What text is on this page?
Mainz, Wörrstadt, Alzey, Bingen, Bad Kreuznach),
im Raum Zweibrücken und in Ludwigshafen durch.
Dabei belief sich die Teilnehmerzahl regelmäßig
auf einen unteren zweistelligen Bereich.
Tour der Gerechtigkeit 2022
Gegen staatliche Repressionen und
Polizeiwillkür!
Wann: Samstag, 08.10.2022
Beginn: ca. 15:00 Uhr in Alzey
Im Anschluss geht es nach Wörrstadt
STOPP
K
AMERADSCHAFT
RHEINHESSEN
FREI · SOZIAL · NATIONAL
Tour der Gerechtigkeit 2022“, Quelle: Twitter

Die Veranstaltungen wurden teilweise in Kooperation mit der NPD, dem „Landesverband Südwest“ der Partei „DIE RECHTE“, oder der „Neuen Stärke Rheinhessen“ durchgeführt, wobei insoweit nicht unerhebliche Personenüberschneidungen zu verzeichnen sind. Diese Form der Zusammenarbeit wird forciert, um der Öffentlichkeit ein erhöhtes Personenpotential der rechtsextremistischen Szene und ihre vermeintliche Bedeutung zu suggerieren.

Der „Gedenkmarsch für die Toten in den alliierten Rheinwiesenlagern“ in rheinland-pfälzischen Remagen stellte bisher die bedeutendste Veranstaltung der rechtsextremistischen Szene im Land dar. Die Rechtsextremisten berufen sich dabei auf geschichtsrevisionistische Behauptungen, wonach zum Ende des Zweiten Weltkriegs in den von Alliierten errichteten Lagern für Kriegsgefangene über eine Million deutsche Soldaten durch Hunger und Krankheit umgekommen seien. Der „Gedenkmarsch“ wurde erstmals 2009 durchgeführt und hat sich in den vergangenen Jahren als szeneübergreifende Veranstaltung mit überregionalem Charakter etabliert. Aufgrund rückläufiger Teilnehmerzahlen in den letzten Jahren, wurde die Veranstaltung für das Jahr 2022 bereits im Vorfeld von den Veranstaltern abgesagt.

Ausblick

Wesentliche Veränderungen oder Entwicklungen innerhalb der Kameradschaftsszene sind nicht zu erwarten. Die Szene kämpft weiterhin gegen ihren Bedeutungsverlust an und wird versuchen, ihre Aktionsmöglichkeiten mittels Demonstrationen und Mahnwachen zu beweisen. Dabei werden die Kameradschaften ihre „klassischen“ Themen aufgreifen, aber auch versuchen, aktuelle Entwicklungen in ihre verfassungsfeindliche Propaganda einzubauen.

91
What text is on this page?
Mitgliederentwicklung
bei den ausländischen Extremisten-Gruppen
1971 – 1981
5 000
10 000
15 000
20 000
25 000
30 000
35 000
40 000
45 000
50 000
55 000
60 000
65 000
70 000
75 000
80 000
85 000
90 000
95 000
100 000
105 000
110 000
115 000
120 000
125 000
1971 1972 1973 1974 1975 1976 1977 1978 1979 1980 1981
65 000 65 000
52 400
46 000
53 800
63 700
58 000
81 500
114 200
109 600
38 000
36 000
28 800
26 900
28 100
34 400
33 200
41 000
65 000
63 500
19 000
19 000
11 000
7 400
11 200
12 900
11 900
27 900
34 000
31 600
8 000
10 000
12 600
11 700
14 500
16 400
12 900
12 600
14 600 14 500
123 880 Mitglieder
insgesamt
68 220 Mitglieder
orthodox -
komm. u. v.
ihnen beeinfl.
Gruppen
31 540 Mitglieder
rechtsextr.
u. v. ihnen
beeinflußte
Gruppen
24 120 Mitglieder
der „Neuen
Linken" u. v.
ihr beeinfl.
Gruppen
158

(DIRECTION): Output all records verbatim.

(ANSWER TO THE TASK):
What text is on this page?
Mainz, Wörrstadt, Alzey, Bingen, Bad Kreuznach),
im Raum Zweibrücken und in Ludwigshafen durch.
Dabei belief sich die Teilnehmerzahl regelmäßig
auf einen unteren zweistelligen Bereich.
Tour der Gerechtigkeit 2022
Gegen staatliche Repressionen und
Polizeiwillkür!
Wann: Samstag, 08.10.2022
Beginn: ca. 15:00 Uhr in Alzey
Im Anschluss geht es nach Wörrstadt
STOPP
K
AMERADSCHAFT
RHEINHESSEN
FREI · SOZIAL · NATIONAL
Tour der Gerechtigkeit 2022“, Quelle: Twitter

Die Veranstaltungen wurden teilweise in Kooperation mit der NPD, dem „Landesverband Südwest“ der Partei „DIE RECHTE“, oder der „Neuen Stärke Rheinhessen“ durchgeführt, wobei insoweit nicht unerhebliche Personenüberschneidungen zu verzeichnen sind. Diese Form der Zusammenarbeit wird forciert, um der Öffentlichkeit ein erhöhtes Personenpotential der rechtsextremistischen Szene und ihre vermeintliche Bedeutung zu suggerieren.

Der „Gedenkmarsch für die Toten in den alliierten Rheinwiesenlagern“ in rheinland-pfälzischen Remagen stellte bisher die bedeutendste Veranstaltung der rechtsextremistischen Szene im Land dar. Die Rechtsextremisten berufen sich dabei auf geschichtsrevisionistische Behauptungen, wonach zum Ende des Zweiten Weltkriegs in den von Alliierten errichteten Lagern für Kriegsgefangene über eine Million deutsche Soldaten durch Hunger und Krankheit umgekommen seien. Der „Gedenkmarsch“ wurde erstmals 2009 durchgeführt und hat sich in den vergangenen Jahren als szeneübergreifende Veranstaltung mit überregionalem Charakter etabliert. Aufgrund rückläufiger Teilnehmerzahlen in den letzten Jahren, wurde die Veranstaltung für das Jahr 2022 bereits im Vorfeld von den Veranstaltern abgesagt.

Ausblick

Wesentliche Veränderungen oder Entwicklungen innerhalb der Kameradschaftsszene sind nicht zu erwarten. Die Szene kämpft weiterhin gegen ihren Bedeutungsverlust an und wird versuchen, ihre Aktionsmöglichkeiten mittels Demonstrationen und Mahnwachen zu beweisen. Dabei werden die Kameradschaften ihre „klassischen“ Themen aufgreifen, aber auch versuchen, aktuelle Entwicklungen in ihre verfassungsfeindliche Propaganda einzubauen.

91
What text is on this page?
Mitgliederentwicklung
bei den ausländischen Extremisten-Gruppen
1971 – 1981
5 000
10 000
15 000
20 000
25 000
30 000
35 000
40 000
45 000
50 000
55 000
60 000
65 000
70 000
75 000
80 000
85 000
90 000
95 000
100 000
105 000
110 000
115 000
120 000
125 000
1971 1972 1973 1974 1975 1976 1977 1978 1979 1980 1981
65 000 65 000
52 400
46 000
53 800
63 700
58 000
81 500
114 200
109 600
38 000
36 000
28 800
26 900
28 100
34 400
33 200
41 000
65 000
63 500
19 000
19 000
11 000
7 400
11 200
12 900
11 900
27 900
34 000
31 600
8 000
10 000
12 600
11 700
14 500
16 400
12 900
12 600
14 600 14 500
123 880 Mitglieder
insgesamt
68 220 Mitglieder
orthodox -
komm. u. v.
ihnen beeinfl.
Gruppen
31 540 Mitglieder
rechtsextr.
u. v. ihnen
beeinflußte
Gruppen
24 120 Mitglieder
der „Neuen
Linken" u. v.
ihr beeinfl.
Gruppen
158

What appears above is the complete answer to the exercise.